----- DATASET EXCERPTS -----
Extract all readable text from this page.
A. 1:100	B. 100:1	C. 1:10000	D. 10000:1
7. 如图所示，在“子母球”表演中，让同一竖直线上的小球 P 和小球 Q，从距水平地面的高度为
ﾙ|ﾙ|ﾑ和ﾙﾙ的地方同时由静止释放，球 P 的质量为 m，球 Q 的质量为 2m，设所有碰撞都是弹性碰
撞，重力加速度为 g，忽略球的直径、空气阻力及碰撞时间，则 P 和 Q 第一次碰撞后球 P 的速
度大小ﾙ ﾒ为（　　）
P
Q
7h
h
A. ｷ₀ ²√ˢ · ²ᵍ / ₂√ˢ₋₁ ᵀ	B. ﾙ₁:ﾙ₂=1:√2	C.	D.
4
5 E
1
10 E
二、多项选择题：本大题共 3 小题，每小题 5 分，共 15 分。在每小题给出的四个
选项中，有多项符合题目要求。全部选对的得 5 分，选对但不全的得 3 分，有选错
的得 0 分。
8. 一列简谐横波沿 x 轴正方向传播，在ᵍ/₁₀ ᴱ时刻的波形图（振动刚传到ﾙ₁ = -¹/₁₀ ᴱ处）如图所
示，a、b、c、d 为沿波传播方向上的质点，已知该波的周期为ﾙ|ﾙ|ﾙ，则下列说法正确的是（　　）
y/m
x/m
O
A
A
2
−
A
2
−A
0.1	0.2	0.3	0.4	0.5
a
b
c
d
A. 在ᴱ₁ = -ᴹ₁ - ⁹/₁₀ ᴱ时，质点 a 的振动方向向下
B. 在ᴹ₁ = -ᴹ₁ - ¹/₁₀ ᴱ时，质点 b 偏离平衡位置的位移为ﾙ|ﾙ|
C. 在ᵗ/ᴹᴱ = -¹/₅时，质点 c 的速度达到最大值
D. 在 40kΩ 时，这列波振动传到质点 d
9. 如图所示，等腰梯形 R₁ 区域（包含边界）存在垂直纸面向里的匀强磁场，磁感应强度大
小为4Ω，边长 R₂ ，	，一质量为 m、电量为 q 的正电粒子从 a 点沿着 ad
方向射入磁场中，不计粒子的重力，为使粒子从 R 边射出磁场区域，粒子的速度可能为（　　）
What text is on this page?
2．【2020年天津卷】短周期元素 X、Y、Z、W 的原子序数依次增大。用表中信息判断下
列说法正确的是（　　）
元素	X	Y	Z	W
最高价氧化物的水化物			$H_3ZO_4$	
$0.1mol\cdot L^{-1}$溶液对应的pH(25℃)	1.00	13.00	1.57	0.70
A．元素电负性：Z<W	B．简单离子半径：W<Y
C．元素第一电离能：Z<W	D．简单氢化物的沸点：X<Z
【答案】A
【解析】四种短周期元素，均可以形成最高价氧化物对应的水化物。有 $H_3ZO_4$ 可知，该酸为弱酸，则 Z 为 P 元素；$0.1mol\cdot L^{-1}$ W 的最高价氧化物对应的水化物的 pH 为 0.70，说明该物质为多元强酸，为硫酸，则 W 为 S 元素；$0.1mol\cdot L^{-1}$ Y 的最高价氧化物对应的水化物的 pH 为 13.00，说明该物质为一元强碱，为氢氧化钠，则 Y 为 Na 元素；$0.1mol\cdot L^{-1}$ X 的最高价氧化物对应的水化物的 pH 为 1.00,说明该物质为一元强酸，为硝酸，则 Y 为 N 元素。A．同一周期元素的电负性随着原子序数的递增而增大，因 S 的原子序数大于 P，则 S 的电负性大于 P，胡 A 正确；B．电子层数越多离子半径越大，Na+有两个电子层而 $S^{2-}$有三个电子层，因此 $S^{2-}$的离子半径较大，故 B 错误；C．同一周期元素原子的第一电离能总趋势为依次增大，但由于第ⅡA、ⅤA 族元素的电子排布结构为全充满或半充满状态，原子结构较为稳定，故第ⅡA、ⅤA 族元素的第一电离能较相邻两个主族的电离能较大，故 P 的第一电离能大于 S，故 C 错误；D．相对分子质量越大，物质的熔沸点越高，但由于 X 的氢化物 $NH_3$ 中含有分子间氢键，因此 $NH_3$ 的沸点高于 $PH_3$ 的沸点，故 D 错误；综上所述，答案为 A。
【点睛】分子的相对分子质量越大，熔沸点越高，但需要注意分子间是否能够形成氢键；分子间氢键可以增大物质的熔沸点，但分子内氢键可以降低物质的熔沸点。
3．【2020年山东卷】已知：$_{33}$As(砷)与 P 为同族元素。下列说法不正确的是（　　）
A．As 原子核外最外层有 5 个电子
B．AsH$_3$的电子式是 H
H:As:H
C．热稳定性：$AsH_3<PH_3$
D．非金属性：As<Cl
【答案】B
-----
■ **WORK TO BE COMPLETED**:
Would you restate each of the entries word for word?

■ **RESULT**:
Extract all readable text from this page.
A. 1:100	B. 100:1	C. 1:10000	D. 10000:1
7. 如图所示，在“子母球”表演中，让同一竖直线上的小球 P 和小球 Q，从距水平地面的高度为
ﾙ|ﾙ|ﾑ和ﾙﾙ的地方同时由静止释放，球 P 的质量为 m，球 Q 的质量为 2m，设所有碰撞都是弹性碰
撞，重力加速度为 g，忽略球的直径、空气阻力及碰撞时间，则 P 和 Q 第一次碰撞后球 P 的速
度大小ﾙ ﾒ为（　　）
P
Q
7h
h
A. ｷ₀ ²√ˢ · ²ᵍ / ₂√ˢ₋₁ ᵀ	B. ﾙ₁:ﾙ₂=1:√2	C.	D.
4
5 E
1
10 E
二、多项选择题：本大题共 3 小题，每小题 5 分，共 15 分。在每小题给出的四个
选项中，有多项符合题目要求。全部选对的得 5 分，选对但不全的得 3 分，有选错
的得 0 分。
8. 一列简谐横波沿 x 轴正方向传播，在ᵍ/₁₀ ᴱ时刻的波形图（振动刚传到ﾙ₁ = -¹/₁₀ ᴱ处）如图所
示，a、b、c、d 为沿波传播方向上的质点，已知该波的周期为ﾙ|ﾙ|ﾙ，则下列说法正确的是（　　）
y/m
x/m
O
A
A
2
−
A
2
−A
0.1	0.2	0.3	0.4	0.5
a
b
c
d
A. 在ᴱ₁ = -ᴹ₁ - ⁹/₁₀ ᴱ时，质点 a 的振动方向向下
B. 在ᴹ₁ = -ᴹ₁ - ¹/₁₀ ᴱ时，质点 b 偏离平衡位置的位移为ﾙ|ﾙ|
C. 在ᵗ/ᴹᴱ = -¹/₅时，质点 c 的速度达到最大值
D. 在 40kΩ 时，这列波振动传到质点 d
9. 如图所示，等腰梯形 R₁ 区域（包含边界）存在垂直纸面向里的匀强磁场，磁感应强度大
小为4Ω，边长 R₂ ，	，一质量为 m、电量为 q 的正电粒子从 a 点沿着 ad
方向射入磁场中，不计粒子的重力，为使粒子从 R 边射出磁场区域，粒子的速度可能为（　　）
What text is on this page?
2．【2020年天津卷】短周期元素 X、Y、Z、W 的原子序数依次增大。用表中信息判断下
列说法正确的是（　　）
元素	X	Y	Z	W
最高价氧化物的水化物			$H_3ZO_4$	
$0.1mol\cdot L^{-1}$溶液对应的pH(25℃)	1.00	13.00	1.57	0.70
A．元素电负性：Z<W	B．简单离子半径：W<Y
C．元素第一电离能：Z<W	D．简单氢化物的沸点：X<Z
【答案】A
【解析】四种短周期元素，均可以形成最高价氧化物对应的水化物。有 $H_3ZO_4$ 可知，该酸为弱酸，则 Z 为 P 元素；$0.1mol\cdot L^{-1}$ W 的最高价氧化物对应的水化物的 pH 为 0.70，说明该物质为多元强酸，为硫酸，则 W 为 S 元素；$0.1mol\cdot L^{-1}$ Y 的最高价氧化物对应的水化物的 pH 为 13.00，说明该物质为一元强碱，为氢氧化钠，则 Y 为 Na 元素；$0.1mol\cdot L^{-1}$ X 的最高价氧化物对应的水化物的 pH 为 1.00,说明该物质为一元强酸，为硝酸，则 Y 为 N 元素。A．同一周期元素的电负性随着原子序数的递增而增大，因 S 的原子序数大于 P，则 S 的电负性大于 P，胡 A 正确；B．电子层数越多离子半径越大，Na+有两个电子层而 $S^{2-}$有三个电子层，因此 $S^{2-}$的离子半径较大，故 B 错误；C．同一周期元素原子的第一电离能总趋势为依次增大，但由于第ⅡA、ⅤA 族元素的电子排布结构为全充满或半充满状态，原子结构较为稳定，故第ⅡA、ⅤA 族元素的第一电离能较相邻两个主族的电离能较大，故 P 的第一电离能大于 S，故 C 错误；D．相对分子质量越大，物质的熔沸点越高，但由于 X 的氢化物 $NH_3$ 中含有分子间氢键，因此 $NH_3$ 的沸点高于 $PH_3$ 的沸点，故 D 错误；综上所述，答案为 A。
【点睛】分子的相对分子质量越大，熔沸点越高，但需要注意分子间是否能够形成氢键；分子间氢键可以增大物质的熔沸点，但分子内氢键可以降低物质的熔沸点。
3．【2020年山东卷】已知：$_{33}$As(砷)与 P 为同族元素。下列说法不正确的是（　　）
A．As 原子核外最外层有 5 个电子
B．AsH$_3$的电子式是 H
H:As:H
C．热稳定性：$AsH_3<PH_3$
D．非金属性：As<Cl
【答案】B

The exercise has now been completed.